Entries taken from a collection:
★ ★ ★ ★

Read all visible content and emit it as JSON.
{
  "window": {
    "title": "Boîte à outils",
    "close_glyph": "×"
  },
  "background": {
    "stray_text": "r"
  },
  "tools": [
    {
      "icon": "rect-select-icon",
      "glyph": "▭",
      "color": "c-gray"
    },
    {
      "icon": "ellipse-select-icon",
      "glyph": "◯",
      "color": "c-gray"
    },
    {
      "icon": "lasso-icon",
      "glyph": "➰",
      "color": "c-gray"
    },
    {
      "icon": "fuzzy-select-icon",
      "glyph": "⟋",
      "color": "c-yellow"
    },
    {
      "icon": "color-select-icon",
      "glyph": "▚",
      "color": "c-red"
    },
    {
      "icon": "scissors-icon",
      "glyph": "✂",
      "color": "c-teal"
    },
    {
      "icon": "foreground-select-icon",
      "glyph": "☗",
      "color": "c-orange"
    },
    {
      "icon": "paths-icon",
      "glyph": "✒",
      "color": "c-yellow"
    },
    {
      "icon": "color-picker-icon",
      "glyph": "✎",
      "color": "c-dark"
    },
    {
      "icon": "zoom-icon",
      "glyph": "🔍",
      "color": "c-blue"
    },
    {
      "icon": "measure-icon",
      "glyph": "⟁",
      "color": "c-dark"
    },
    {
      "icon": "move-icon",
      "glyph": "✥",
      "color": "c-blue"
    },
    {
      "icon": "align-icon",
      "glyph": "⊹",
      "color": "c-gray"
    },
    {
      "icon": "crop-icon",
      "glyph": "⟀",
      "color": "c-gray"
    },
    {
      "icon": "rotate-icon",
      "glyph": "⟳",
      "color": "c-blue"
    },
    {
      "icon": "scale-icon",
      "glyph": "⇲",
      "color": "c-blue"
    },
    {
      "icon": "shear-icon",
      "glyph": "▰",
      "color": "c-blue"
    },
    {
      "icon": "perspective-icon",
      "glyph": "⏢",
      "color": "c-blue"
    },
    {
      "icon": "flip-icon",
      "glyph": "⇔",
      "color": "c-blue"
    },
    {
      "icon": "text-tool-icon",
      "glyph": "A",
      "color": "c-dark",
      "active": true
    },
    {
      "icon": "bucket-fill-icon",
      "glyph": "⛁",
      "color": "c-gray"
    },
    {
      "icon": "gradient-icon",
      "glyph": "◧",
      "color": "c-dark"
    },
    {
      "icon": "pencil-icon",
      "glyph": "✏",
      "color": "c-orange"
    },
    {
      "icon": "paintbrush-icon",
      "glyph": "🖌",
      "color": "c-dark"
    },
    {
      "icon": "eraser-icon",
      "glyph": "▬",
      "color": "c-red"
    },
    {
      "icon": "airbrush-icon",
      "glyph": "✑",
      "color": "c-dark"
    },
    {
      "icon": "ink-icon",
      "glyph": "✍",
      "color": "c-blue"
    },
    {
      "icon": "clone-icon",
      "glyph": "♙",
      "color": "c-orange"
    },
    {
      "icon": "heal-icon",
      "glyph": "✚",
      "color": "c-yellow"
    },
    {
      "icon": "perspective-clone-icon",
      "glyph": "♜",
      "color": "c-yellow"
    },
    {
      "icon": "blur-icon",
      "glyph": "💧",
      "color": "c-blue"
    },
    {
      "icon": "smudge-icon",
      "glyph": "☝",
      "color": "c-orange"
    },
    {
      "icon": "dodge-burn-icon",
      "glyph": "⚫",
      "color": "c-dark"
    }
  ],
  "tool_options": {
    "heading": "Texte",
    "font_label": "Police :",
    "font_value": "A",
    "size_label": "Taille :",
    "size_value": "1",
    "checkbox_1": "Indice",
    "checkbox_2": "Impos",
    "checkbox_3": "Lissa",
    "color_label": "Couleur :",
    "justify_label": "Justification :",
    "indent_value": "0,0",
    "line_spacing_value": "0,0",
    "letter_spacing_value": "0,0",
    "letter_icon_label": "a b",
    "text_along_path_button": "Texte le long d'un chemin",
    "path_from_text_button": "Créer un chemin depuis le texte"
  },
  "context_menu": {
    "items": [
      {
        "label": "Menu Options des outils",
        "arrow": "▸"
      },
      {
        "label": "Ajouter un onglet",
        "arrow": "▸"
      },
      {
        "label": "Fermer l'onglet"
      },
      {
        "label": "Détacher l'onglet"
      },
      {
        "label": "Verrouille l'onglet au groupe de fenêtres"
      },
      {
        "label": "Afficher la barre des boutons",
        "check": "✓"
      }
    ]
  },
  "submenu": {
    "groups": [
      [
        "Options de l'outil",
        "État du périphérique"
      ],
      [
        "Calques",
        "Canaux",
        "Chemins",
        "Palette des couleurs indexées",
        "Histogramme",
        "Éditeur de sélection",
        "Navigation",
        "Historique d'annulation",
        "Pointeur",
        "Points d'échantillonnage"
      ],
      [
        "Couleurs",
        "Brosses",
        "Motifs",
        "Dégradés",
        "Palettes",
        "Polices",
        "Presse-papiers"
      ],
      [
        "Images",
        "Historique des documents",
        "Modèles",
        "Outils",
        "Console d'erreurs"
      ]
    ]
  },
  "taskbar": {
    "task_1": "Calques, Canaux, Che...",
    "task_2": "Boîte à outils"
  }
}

★ ★ ★ ★

Exercise directions: Transcribe the records above exactly as they appear.

The answer:
Read all visible content and emit it as JSON.
{
  "window": {
    "title": "Boîte à outils",
    "close_glyph": "×"
  },
  "background": {
    "stray_text": "r"
  },
  "tools": [
    {
      "icon": "rect-select-icon",
      "glyph": "▭",
      "color": "c-gray"
    },
    {
      "icon": "ellipse-select-icon",
      "glyph": "◯",
      "color": "c-gray"
    },
    {
      "icon": "lasso-icon",
      "glyph": "➰",
      "color": "c-gray"
    },
    {
      "icon": "fuzzy-select-icon",
      "glyph": "⟋",
      "color": "c-yellow"
    },
    {
      "icon": "color-select-icon",
      "glyph": "▚",
      "color": "c-red"
    },
    {
      "icon": "scissors-icon",
      "glyph": "✂",
      "color": "c-teal"
    },
    {
      "icon": "foreground-select-icon",
      "glyph": "☗",
      "color": "c-orange"
    },
    {
      "icon": "paths-icon",
      "glyph": "✒",
      "color": "c-yellow"
    },
    {
      "icon": "color-picker-icon",
      "glyph": "✎",
      "color": "c-dark"
    },
    {
      "icon": "zoom-icon",
      "glyph": "🔍",
      "color": "c-blue"
    },
    {
      "icon": "measure-icon",
      "glyph": "⟁",
      "color": "c-dark"
    },
    {
      "icon": "move-icon",
      "glyph": "✥",
      "color": "c-blue"
    },
    {
      "icon": "align-icon",
      "glyph": "⊹",
      "color": "c-gray"
    },
    {
      "icon": "crop-icon",
      "glyph": "⟀",
      "color": "c-gray"
    },
    {
      "icon": "rotate-icon",
      "glyph": "⟳",
      "color": "c-blue"
    },
    {
      "icon": "scale-icon",
      "glyph": "⇲",
      "color": "c-blue"
    },
    {
      "icon": "shear-icon",
      "glyph": "▰",
      "color": "c-blue"
    },
    {
      "icon": "perspective-icon",
      "glyph": "⏢",
      "color": "c-blue"
    },
    {
      "icon": "flip-icon",
      "glyph": "⇔",
      "color": "c-blue"
    },
    {
      "icon": "text-tool-icon",
      "glyph": "A",
      "color": "c-dark",
      "active": true
    },
    {
      "icon": "bucket-fill-icon",
      "glyph": "⛁",
      "color": "c-gray"
    },
    {
      "icon": "gradient-icon",
      "glyph": "◧",
      "color": "c-dark"
    },
    {
      "icon": "pencil-icon",
      "glyph": "✏",
      "color": "c-orange"
    },
    {
      "icon": "paintbrush-icon",
      "glyph": "🖌",
      "color": "c-dark"
    },
    {
      "icon": "eraser-icon",
      "glyph": "▬",
      "color": "c-red"
    },
    {
      "icon": "airbrush-icon",
      "glyph": "✑",
      "color": "c-dark"
    },
    {
      "icon": "ink-icon",
      "glyph": "✍",
      "color": "c-blue"
    },
    {
      "icon": "clone-icon",
      "glyph": "♙",
      "color": "c-orange"
    },
    {
      "icon": "heal-icon",
      "glyph": "✚",
      "color": "c-yellow"
    },
    {
      "icon": "perspective-clone-icon",
      "glyph": "♜",
      "color": "c-yellow"
    },
    {
      "icon": "blur-icon",
      "glyph": "💧",
      "color": "c-blue"
    },
    {
      "icon": "smudge-icon",
      "glyph": "☝",
      "color": "c-orange"
    },
    {
      "icon": "dodge-burn-icon",
      "glyph": "⚫",
      "color": "c-dark"
    }
  ],
  "tool_options": {
    "heading": "Texte",
    "font_label": "Police :",
    "font_value": "A",
    "size_label": "Taille :",
    "size_value": "1",
    "checkbox_1": "Indice",
    "checkbox_2": "Impos",
    "checkbox_3": "Lissa",
    "color_label": "Couleur :",
    "justify_label": "Justification :",
    "indent_value": "0,0",
    "line_spacing_value": "0,0",
    "letter_spacing_value": "0,0",
    "letter_icon_label": "a b",
    "text_along_path_button": "Texte le long d'un chemin",
    "path_from_text_button": "Créer un chemin depuis le texte"
  },
  "context_menu": {
    "items": [
      {
        "label": "Menu Options des outils",
        "arrow": "▸"
      },
      {
        "label": "Ajouter un onglet",
        "arrow": "▸"
      },
      {
        "label": "Fermer l'onglet"
      },
      {
        "label": "Détacher l'onglet"
      },
      {
        "label": "Verrouille l'onglet au groupe de fenêtres"
      },
      {
        "label": "Afficher la barre des boutons",
        "check": "✓"
      }
    ]
  },
  "submenu": {
    "groups": [
      [
        "Options de l'outil",
        "État du périphérique"
      ],
      [
        "Calques",
        "Canaux",
        "Chemins",
        "Palette des couleurs indexées",
        "Histogramme",
        "Éditeur de sélection",
        "Navigation",
        "Historique d'annulation",
        "Pointeur",
        "Points d'échantillonnage"
      ],
      [
        "Couleurs",
        "Brosses",
        "Motifs",
        "Dégradés",
        "Palettes",
        "Polices",
        "Presse-papiers"
      ],
      [
        "Images",
        "Historique des documents",
        "Modèles",
        "Outils",
        "Console d'erreurs"
      ]
    ]
  },
  "taskbar": {
    "task_1": "Calques, Canaux, Che...",
    "task_2": "Boîte à outils"
  }
}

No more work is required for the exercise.